§ **Directive**: Check every line below for the word "Usage" and show those that hold it.

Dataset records

________________

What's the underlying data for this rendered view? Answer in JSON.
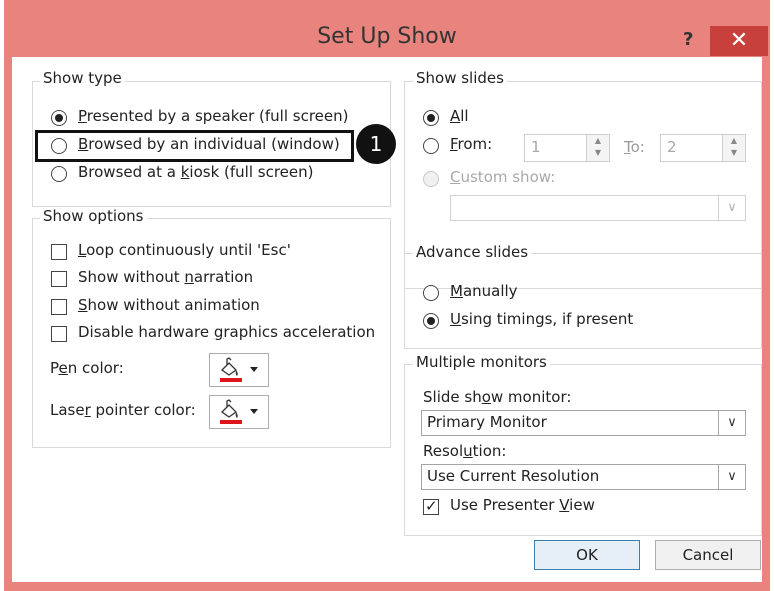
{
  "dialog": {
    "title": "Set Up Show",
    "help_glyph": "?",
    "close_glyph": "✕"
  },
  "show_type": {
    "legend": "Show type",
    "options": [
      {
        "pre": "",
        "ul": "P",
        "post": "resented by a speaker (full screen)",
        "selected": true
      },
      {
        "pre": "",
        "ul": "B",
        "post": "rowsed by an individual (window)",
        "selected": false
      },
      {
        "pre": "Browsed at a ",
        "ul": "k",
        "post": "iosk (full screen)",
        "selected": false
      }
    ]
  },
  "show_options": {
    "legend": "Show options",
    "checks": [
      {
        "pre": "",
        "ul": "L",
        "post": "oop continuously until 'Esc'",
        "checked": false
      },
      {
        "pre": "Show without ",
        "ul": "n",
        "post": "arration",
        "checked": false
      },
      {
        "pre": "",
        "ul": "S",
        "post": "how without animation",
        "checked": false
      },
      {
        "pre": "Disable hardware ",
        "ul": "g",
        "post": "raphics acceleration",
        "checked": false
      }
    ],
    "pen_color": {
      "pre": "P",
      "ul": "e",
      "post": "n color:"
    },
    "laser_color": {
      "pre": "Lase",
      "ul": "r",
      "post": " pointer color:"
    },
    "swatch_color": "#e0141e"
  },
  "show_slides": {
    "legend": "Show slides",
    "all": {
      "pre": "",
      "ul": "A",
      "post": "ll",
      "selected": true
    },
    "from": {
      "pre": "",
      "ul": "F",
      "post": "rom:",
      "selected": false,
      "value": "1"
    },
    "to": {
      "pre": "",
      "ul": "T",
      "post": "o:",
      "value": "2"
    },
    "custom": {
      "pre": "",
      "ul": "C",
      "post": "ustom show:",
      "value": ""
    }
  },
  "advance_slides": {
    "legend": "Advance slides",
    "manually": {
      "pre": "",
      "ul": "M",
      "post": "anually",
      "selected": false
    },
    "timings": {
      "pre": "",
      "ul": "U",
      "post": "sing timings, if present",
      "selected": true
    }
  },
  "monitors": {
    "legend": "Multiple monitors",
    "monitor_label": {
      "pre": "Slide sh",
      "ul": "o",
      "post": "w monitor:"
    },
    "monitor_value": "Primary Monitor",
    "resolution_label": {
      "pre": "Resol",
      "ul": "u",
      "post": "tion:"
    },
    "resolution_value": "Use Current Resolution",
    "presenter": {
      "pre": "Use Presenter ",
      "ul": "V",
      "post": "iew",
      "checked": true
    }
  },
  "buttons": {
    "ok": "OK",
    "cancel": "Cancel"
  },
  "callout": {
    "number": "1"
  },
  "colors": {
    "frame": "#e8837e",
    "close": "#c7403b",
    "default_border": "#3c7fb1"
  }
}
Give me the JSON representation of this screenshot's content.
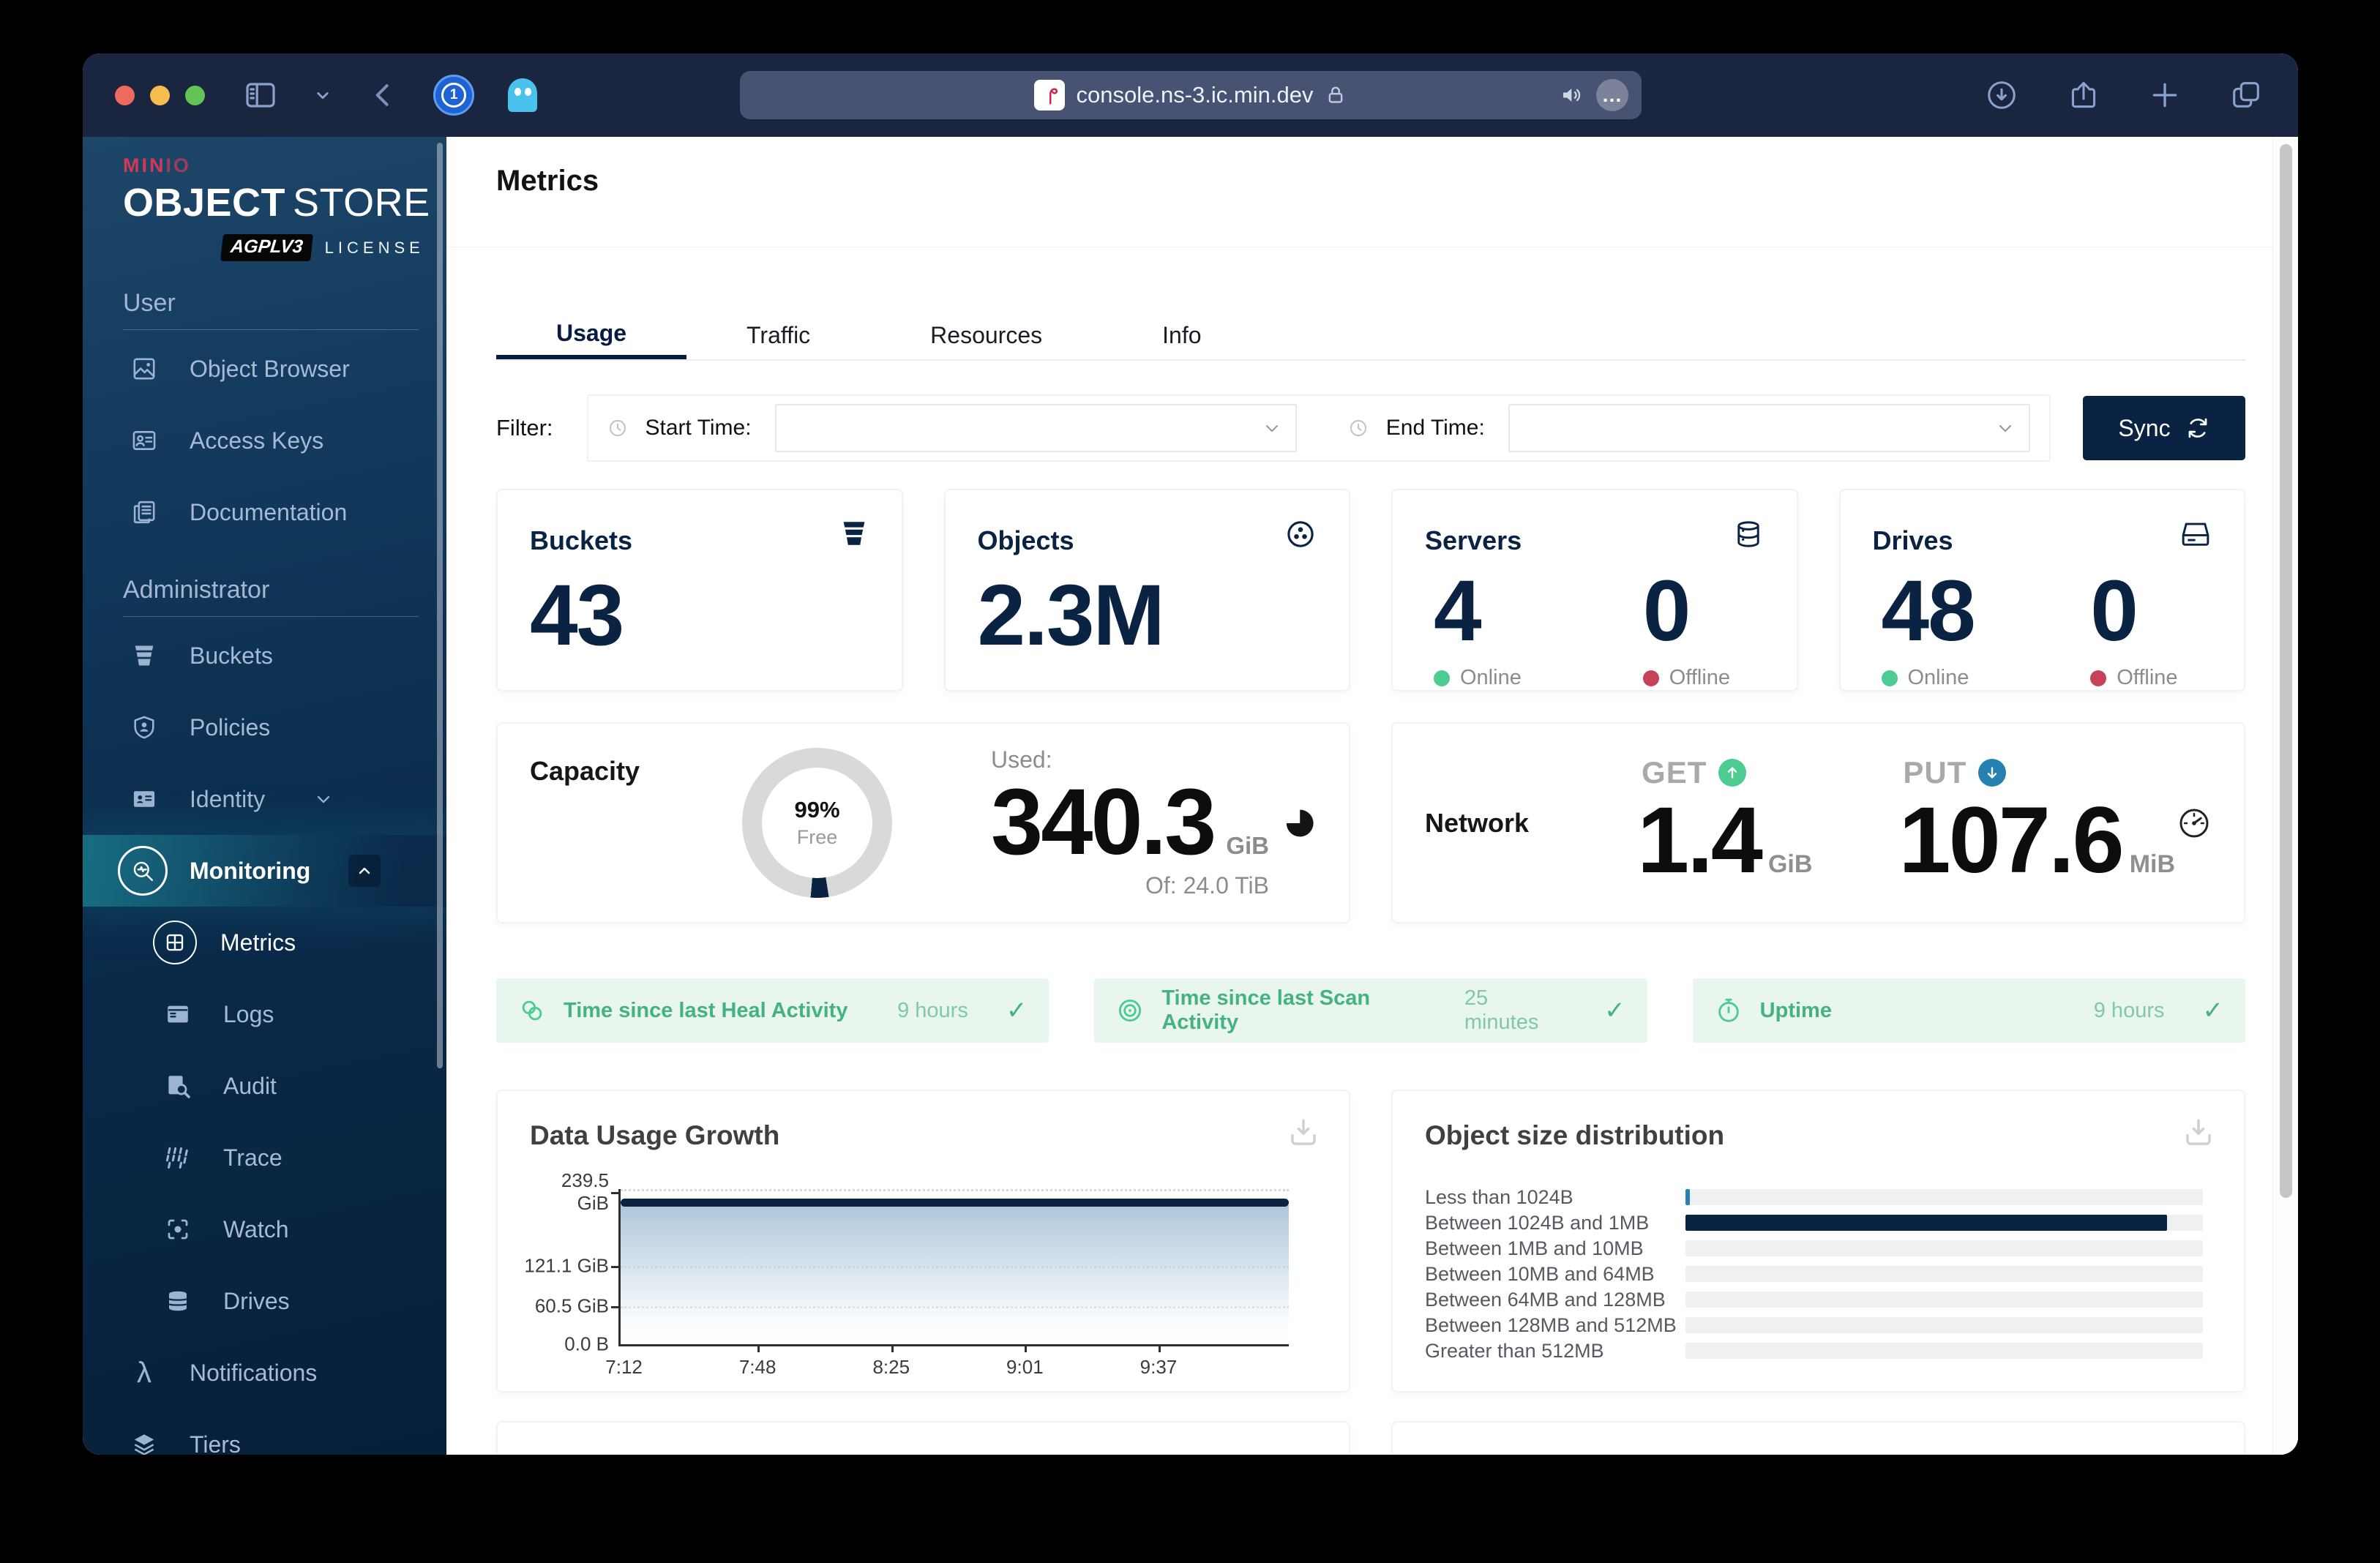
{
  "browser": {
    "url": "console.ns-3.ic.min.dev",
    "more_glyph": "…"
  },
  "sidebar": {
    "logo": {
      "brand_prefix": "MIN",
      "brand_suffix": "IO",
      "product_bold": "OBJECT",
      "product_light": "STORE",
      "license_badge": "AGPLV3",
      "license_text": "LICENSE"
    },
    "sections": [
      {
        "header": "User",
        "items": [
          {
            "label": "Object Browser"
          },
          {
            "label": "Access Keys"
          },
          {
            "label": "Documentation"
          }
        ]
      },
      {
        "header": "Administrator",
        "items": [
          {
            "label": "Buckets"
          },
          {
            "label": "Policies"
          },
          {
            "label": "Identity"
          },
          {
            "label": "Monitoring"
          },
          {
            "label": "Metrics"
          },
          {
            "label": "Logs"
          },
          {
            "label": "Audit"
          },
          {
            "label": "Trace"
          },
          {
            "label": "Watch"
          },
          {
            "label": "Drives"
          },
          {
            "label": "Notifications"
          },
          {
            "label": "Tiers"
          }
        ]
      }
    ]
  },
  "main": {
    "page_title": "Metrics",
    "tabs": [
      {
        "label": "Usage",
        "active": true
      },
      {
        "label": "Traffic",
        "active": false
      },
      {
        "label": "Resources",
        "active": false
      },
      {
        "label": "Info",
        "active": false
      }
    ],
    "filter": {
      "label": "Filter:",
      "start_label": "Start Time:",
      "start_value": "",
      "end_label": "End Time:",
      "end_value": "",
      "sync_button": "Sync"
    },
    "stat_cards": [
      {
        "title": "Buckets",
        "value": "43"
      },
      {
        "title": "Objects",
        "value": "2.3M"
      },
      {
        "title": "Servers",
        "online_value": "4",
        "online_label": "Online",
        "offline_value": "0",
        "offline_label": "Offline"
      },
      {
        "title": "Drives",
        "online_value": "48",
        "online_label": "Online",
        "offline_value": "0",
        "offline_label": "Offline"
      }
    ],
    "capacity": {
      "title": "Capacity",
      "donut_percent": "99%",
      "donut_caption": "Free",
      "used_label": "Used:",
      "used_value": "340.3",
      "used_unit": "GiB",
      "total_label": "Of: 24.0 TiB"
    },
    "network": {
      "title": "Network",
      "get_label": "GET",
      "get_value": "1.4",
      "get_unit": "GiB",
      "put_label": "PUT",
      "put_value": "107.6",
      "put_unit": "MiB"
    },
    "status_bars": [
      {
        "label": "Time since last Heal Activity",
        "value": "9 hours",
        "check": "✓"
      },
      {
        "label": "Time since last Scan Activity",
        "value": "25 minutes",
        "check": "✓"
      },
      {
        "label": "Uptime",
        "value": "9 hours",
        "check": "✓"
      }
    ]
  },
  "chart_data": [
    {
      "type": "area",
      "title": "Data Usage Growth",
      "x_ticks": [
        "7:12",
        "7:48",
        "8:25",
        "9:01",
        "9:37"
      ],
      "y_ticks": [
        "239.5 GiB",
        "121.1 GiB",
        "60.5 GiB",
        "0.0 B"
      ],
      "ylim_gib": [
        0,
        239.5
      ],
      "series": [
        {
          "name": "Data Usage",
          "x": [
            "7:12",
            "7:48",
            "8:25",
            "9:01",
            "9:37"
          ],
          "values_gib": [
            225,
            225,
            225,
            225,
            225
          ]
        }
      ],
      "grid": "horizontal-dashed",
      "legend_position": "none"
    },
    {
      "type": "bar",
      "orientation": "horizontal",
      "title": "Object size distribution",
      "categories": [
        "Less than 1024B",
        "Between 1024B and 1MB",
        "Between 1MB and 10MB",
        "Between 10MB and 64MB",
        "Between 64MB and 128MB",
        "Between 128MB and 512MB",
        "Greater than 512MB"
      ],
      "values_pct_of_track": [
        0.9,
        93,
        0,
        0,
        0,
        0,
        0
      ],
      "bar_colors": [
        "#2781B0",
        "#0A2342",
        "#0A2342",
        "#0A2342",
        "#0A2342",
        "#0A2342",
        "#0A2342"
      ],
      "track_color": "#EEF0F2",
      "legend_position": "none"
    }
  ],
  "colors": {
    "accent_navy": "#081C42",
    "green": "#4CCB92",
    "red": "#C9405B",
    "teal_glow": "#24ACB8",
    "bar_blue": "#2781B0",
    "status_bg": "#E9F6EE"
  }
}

________________

§ **Problem solution**:
        "label": "Usage",
      "title": "Data Usage Growth",
          "name": "Data Usage",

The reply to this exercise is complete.